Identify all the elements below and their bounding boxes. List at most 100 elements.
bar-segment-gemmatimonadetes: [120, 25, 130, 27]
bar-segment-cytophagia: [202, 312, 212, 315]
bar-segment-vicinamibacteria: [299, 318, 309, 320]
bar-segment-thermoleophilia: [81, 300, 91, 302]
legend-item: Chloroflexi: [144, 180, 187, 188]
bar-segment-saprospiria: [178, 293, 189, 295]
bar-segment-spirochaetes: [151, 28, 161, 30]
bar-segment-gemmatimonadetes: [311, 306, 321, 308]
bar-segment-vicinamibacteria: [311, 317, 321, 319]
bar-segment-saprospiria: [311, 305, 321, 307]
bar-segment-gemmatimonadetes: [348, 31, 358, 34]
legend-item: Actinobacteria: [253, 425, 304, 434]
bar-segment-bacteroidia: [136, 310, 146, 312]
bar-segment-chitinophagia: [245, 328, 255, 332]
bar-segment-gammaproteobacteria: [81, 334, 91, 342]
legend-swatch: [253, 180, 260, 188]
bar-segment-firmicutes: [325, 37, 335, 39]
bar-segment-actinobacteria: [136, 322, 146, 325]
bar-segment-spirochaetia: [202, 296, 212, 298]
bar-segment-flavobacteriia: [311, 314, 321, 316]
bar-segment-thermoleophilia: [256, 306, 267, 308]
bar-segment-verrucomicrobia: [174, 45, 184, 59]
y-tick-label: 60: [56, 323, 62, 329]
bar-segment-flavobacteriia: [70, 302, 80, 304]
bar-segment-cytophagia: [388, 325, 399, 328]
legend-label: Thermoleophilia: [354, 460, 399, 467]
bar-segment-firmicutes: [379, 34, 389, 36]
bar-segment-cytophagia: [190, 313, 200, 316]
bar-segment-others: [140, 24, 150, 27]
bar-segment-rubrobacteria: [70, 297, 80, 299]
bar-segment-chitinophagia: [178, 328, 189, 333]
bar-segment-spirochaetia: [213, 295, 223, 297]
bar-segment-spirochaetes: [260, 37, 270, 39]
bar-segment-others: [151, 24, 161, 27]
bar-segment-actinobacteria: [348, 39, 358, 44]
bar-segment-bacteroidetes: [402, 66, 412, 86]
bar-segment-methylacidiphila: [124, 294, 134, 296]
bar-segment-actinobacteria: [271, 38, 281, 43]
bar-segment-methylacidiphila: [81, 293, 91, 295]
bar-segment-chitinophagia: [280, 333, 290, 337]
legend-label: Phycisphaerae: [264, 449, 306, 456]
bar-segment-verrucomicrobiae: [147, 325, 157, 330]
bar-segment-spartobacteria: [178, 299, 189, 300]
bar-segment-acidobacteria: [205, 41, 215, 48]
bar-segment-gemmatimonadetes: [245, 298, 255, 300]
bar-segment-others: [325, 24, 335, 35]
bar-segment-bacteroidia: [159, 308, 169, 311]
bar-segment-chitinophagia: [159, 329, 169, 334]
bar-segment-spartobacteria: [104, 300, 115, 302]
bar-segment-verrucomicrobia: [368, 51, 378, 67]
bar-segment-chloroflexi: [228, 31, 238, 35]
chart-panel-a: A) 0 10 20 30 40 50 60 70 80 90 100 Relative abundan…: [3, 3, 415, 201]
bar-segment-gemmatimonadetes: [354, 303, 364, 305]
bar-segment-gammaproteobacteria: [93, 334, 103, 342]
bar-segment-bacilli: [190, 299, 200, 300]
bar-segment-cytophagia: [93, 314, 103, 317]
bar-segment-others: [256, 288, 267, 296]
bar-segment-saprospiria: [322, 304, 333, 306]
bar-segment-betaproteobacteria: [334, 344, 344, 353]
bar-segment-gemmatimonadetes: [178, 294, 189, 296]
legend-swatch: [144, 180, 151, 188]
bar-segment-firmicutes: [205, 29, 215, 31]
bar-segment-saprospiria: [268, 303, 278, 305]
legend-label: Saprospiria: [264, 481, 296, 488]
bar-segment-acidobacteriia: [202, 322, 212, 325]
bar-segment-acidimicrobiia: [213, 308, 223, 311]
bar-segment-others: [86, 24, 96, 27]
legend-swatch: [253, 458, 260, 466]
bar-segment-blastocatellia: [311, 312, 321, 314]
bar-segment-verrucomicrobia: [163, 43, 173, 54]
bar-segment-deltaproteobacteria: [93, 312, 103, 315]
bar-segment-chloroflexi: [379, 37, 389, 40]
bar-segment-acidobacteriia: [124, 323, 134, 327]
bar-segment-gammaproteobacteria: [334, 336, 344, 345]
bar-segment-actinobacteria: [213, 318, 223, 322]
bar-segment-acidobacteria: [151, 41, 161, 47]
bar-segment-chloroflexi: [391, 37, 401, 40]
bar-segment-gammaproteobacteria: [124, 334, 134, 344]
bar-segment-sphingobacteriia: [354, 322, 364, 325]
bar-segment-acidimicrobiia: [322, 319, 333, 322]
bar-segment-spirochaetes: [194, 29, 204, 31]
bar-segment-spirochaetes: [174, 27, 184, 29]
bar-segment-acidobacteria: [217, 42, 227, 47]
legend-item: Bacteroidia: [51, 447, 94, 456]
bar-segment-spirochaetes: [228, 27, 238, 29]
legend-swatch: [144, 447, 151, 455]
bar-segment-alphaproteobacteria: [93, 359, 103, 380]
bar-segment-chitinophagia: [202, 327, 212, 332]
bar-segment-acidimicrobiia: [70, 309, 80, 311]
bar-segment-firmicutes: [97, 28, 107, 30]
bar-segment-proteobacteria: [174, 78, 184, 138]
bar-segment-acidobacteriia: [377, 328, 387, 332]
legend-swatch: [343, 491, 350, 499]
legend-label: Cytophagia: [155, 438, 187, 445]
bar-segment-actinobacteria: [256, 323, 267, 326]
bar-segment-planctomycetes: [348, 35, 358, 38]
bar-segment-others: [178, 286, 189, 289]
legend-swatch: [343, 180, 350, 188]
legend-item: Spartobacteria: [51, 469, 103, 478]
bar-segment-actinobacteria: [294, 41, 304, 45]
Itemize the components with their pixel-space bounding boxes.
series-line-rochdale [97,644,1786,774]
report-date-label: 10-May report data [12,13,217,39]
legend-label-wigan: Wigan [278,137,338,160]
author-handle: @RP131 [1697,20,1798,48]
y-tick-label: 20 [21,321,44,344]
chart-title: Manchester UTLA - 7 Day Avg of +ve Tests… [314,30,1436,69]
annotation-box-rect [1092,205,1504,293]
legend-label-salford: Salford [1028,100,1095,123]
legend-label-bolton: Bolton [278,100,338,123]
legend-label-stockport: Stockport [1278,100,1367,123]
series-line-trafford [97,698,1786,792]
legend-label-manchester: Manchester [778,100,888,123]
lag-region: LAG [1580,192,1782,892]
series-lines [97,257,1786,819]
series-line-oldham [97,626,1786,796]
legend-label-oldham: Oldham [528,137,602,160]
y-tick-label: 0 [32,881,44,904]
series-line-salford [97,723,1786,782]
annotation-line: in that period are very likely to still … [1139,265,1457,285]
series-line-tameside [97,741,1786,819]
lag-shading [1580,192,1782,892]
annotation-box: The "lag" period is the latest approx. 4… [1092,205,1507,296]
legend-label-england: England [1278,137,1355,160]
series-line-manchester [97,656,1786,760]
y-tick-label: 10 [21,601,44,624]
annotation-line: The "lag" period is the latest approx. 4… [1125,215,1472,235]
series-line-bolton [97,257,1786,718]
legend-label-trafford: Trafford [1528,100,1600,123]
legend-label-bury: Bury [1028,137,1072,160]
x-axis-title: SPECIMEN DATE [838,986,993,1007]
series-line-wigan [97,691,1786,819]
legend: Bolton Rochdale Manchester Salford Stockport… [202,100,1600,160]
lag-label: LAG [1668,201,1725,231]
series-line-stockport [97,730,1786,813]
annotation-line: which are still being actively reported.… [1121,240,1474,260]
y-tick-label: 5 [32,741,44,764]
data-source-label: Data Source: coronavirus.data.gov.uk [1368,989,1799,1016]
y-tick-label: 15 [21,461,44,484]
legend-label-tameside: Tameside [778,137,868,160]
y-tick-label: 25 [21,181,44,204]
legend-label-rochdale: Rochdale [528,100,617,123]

* * *

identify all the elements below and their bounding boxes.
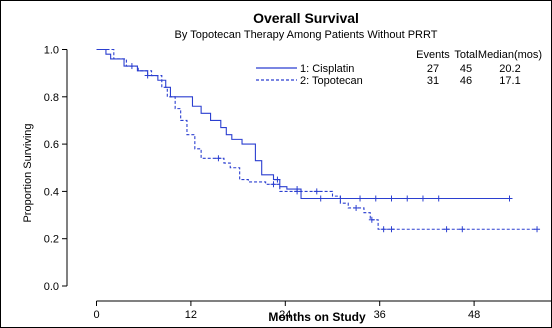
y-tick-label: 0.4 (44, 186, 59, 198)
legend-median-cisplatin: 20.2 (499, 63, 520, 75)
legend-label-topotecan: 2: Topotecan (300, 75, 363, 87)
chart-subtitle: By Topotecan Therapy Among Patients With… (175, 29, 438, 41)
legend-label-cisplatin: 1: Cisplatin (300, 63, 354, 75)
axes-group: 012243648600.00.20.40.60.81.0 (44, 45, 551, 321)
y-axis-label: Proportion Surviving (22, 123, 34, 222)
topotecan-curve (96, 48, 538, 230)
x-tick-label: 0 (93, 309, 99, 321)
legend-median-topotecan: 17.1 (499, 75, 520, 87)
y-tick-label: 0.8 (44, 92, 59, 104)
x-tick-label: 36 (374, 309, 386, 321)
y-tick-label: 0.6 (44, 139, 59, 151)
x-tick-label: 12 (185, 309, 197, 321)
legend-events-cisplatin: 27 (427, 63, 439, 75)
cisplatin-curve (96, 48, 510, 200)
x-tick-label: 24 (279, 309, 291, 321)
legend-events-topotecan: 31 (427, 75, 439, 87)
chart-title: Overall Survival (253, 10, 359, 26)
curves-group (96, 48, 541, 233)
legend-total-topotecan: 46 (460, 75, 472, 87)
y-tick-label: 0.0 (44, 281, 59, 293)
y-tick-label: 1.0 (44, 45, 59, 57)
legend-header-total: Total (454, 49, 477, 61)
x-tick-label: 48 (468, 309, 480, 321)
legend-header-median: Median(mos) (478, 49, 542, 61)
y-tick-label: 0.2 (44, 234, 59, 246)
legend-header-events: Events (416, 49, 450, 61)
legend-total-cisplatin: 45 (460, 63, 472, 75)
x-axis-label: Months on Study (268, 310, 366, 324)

*WHAT IS REQUIRED*.
Return the lines above that include the string "header".

*ANSWER TO THIS TASK*.
legend-header-total: Total (454, 49, 477, 61)
legend-header-median: Median(mos) (478, 49, 542, 61)
legend-header-events: Events (416, 49, 450, 61)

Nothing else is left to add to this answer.